## Task statement
Which lines in the items below contain the word "value"? Copy every such line.

## Provided records
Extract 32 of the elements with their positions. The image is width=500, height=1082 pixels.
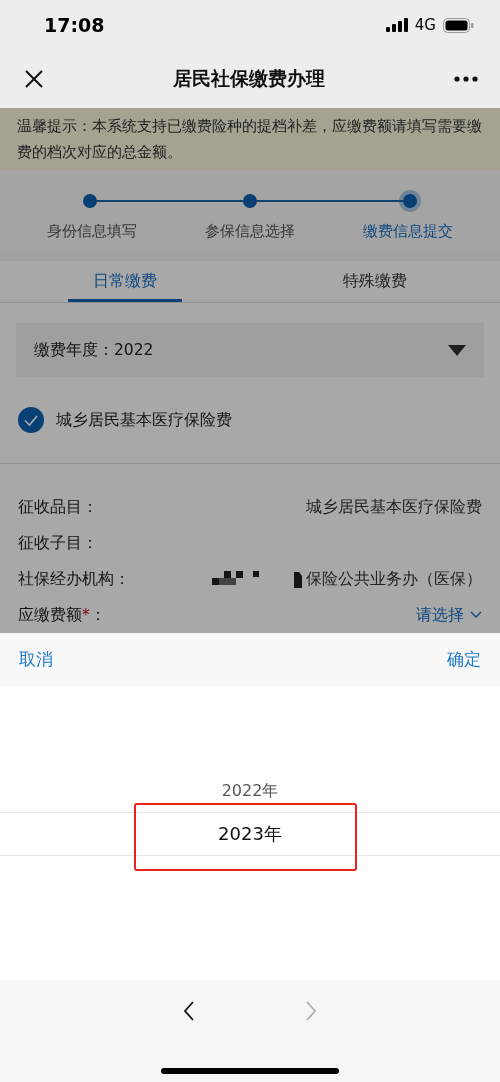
checkbox[interactable] [18, 407, 44, 433]
step-label: 身份信息填写 [46, 222, 138, 241]
field-label: 征收品目： [18, 496, 98, 518]
step-label: 参保信息选择 [204, 222, 296, 241]
signal-icon [385, 18, 408, 32]
field-label: 征收子目： [18, 532, 98, 554]
select-link[interactable]: 请选择 [416, 604, 482, 626]
tab[interactable]: 日常缴费 [0, 261, 250, 302]
year-value: 缴费年度：2022 [34, 339, 154, 361]
chevron-down-icon [470, 611, 482, 619]
tab[interactable]: 特殊缴费 [250, 261, 500, 302]
cancel-button[interactable]: 取消 [19, 648, 53, 671]
clock-time: 17:08 [44, 14, 105, 36]
more-icon[interactable] [454, 76, 478, 82]
step-label: 缴费信息提交 [362, 222, 454, 241]
network-label: 4G [414, 16, 436, 34]
field-label: 社保经办机构： [18, 568, 130, 590]
notice-banner: 温馨提示：本系统支持已缴费险种的提档补差，应缴费额请填写需要缴费的档次对应的总金额。 [0, 108, 500, 170]
confirm-button[interactable]: 确定 [447, 648, 481, 671]
page-title: 居民社保缴费办理 [173, 66, 325, 91]
picker-option[interactable]: 2023年 [218, 822, 282, 846]
picker-option[interactable]: 2022年 [221, 780, 279, 802]
field-value: 城乡居民基本医疗保险费 [306, 496, 482, 518]
chevron-left-icon[interactable] [183, 1001, 195, 1021]
year-dropdown[interactable]: 缴费年度：2022 [16, 323, 484, 377]
pixelated-mark [294, 570, 302, 588]
dropdown-icon [448, 344, 466, 356]
field-label: 应缴费额*： [18, 604, 106, 626]
close-icon[interactable] [24, 69, 44, 89]
battery-icon [443, 17, 474, 33]
field-value: 保险公共业务办（医保） [306, 568, 482, 590]
checkbox-label: 城乡居民基本医疗保险费 [56, 409, 232, 431]
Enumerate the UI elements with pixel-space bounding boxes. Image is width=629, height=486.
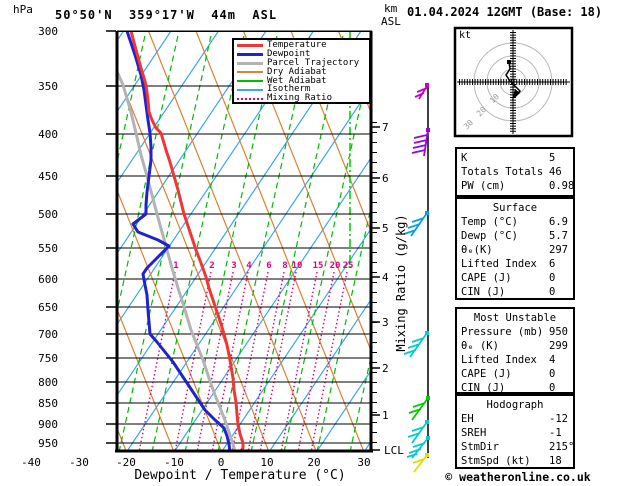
temp-tick-minus40: -40 <box>21 456 41 469</box>
stat-row-mu-cin: CIN (J) 0 <box>461 382 556 394</box>
wind-barb-magenta <box>414 83 429 100</box>
hodograph-stats-title: Hodograph <box>486 399 544 411</box>
isotherm-line-swatch <box>237 88 263 91</box>
asl-axis-unit: ASL <box>381 15 401 28</box>
hodograph-panel <box>453 26 574 138</box>
wet-adiabat-line-swatch <box>237 80 263 82</box>
parcel-line-swatch <box>237 61 263 65</box>
pressure-tick-450: 450 <box>38 170 58 183</box>
km-tick-4: 4 <box>382 271 389 284</box>
stat-row-k: K5 <box>461 152 556 164</box>
temperature-curve <box>129 31 245 452</box>
legend-box: Temperature Dewpoint Parcel Trajectory D… <box>232 38 371 104</box>
mix-label-25: 25 <box>342 261 354 271</box>
pressure-tick-900: 900 <box>38 418 58 431</box>
temp-tick-minus10: -10 <box>164 456 184 469</box>
km-tick-1: 1 <box>382 409 389 422</box>
pressure-tick-850: 850 <box>38 397 58 410</box>
pressure-tick-350: 350 <box>38 80 58 93</box>
temperature-line-swatch <box>237 43 263 47</box>
copyright-notice: © weatheronline.co.uk <box>445 470 591 484</box>
dewpoint-curve <box>125 31 232 452</box>
indices-panel: K5 Totals Totals 46 PW (cm) 0.98 <box>455 147 575 197</box>
dry-adiabat-line-swatch <box>237 71 263 74</box>
km-tick-3: 3 <box>382 316 389 329</box>
surface-panel-title: Surface <box>492 202 538 214</box>
mix-label-4: 4 <box>246 261 252 271</box>
km-tick-6: 6 <box>382 172 389 185</box>
temp-tick-0: 0 <box>217 456 225 469</box>
stat-row-mu-pressure: Pressure (mb) 950 <box>461 326 568 338</box>
stat-row-sreh: SREH -1 <box>461 427 562 439</box>
surface-panel: Surface Temp (°C) 6.9 Dewp (°C) 5.7 θₑ(K) 2… <box>455 197 575 300</box>
mix-label-10: 10 <box>291 261 303 271</box>
pressure-axis-ticks <box>106 30 116 444</box>
stat-row-mu-theta-e: θₑ (K) 299 <box>461 340 568 352</box>
mixing-ratio-axis-title: Mixing Ratio (g/kg) <box>394 214 408 352</box>
stat-row-mu-cape: CAPE (J) 0 <box>461 368 556 380</box>
mixing-ratio-lines <box>138 271 348 452</box>
stat-row-surface-temp: Temp (°C) 6.9 <box>461 216 568 228</box>
pressure-tick-500: 500 <box>38 208 58 221</box>
hodograph-stats-panel: Hodograph EH -12 SREH -1 StmDir 215° StmSpd… <box>455 394 575 469</box>
most-unstable-panel-title: Most Unstable <box>473 312 557 324</box>
most-unstable-panel: Most Unstable Pressure (mb) 950 θₑ (K) 299… <box>455 307 575 394</box>
temp-tick-20: 20 <box>307 456 321 469</box>
dewpoint-line-swatch <box>237 52 263 56</box>
stat-row-surface-theta-e: θₑ(K) 297 <box>461 244 568 256</box>
mix-label-2: 2 <box>209 261 215 271</box>
stat-row-pw: PW (cm) 0.98 <box>461 180 575 192</box>
temp-tick-minus20: -20 <box>116 456 136 469</box>
mix-label-1: 1 <box>173 261 179 271</box>
stat-row-surface-cin: CIN (J) 0 <box>461 286 556 298</box>
stat-row-stmspd: StmSpd (kt) 18 <box>461 455 562 467</box>
km-tick-5: 5 <box>382 222 389 235</box>
temp-tick-10: 10 <box>260 456 274 469</box>
stat-row-surface-lifted-index: Lifted Index 6 <box>461 258 556 270</box>
pressure-tick-700: 700 <box>38 328 58 341</box>
km-axis-unit: km <box>384 2 398 15</box>
pressure-tick-950: 950 <box>38 437 58 450</box>
wind-barb-yellow <box>412 453 429 473</box>
stat-row-surface-dewp: Dewp (°C) 5.7 <box>461 230 568 242</box>
pressure-tick-300: 300 <box>38 25 58 38</box>
temp-tick-minus30: -30 <box>69 456 89 469</box>
lcl-marker-label: LCL <box>384 444 404 457</box>
legend-item-mixing-ratio: Mixing Ratio <box>237 94 369 103</box>
valid-datetime: 01.04.2024 12GMT (Base: 18) <box>407 5 603 19</box>
wind-barb-green <box>408 396 430 421</box>
pressure-unit-label: hPa <box>13 3 33 16</box>
mixing-ratio-line-swatch <box>237 97 263 100</box>
skewt-sounding-app: hPa 50°50'N 359°17'W 44m ASL km ASL 01.0… <box>0 0 629 486</box>
stat-row-mu-lifted-index: Lifted Index 4 <box>461 354 556 366</box>
stat-row-totals-totals: Totals Totals 46 <box>461 166 562 178</box>
pressure-tick-400: 400 <box>38 128 58 141</box>
pressure-tick-750: 750 <box>38 352 58 365</box>
pressure-tick-650: 650 <box>38 301 58 314</box>
station-title: 50°50'N 359°17'W 44m ASL <box>55 8 278 22</box>
pressure-tick-550: 550 <box>38 242 58 255</box>
temp-tick-30: 30 <box>357 456 371 469</box>
x-axis-title: Dewpoint / Temperature (°C) <box>134 468 346 483</box>
km-tick-7: 7 <box>382 121 389 134</box>
mix-label-15: 15 <box>312 261 324 271</box>
km-tick-2: 2 <box>382 362 389 375</box>
stat-row-stmdir: StmDir 215° <box>461 441 575 453</box>
stat-row-surface-cape: CAPE (J) 0 <box>461 272 556 284</box>
km-axis-major-ticks <box>372 126 380 451</box>
pressure-tick-600: 600 <box>38 273 58 286</box>
stat-row-eh: EH -12 <box>461 413 568 425</box>
hodograph-unit-label: kt <box>459 30 472 41</box>
pressure-tick-800: 800 <box>38 376 58 389</box>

## Task output
year-value: 缴费年度：2022 [34, 339, 154, 361]
field-value: 城乡居民基本医疗保险费 [306, 496, 482, 518]
field-value: 保险公共业务办（医保） [306, 568, 482, 590]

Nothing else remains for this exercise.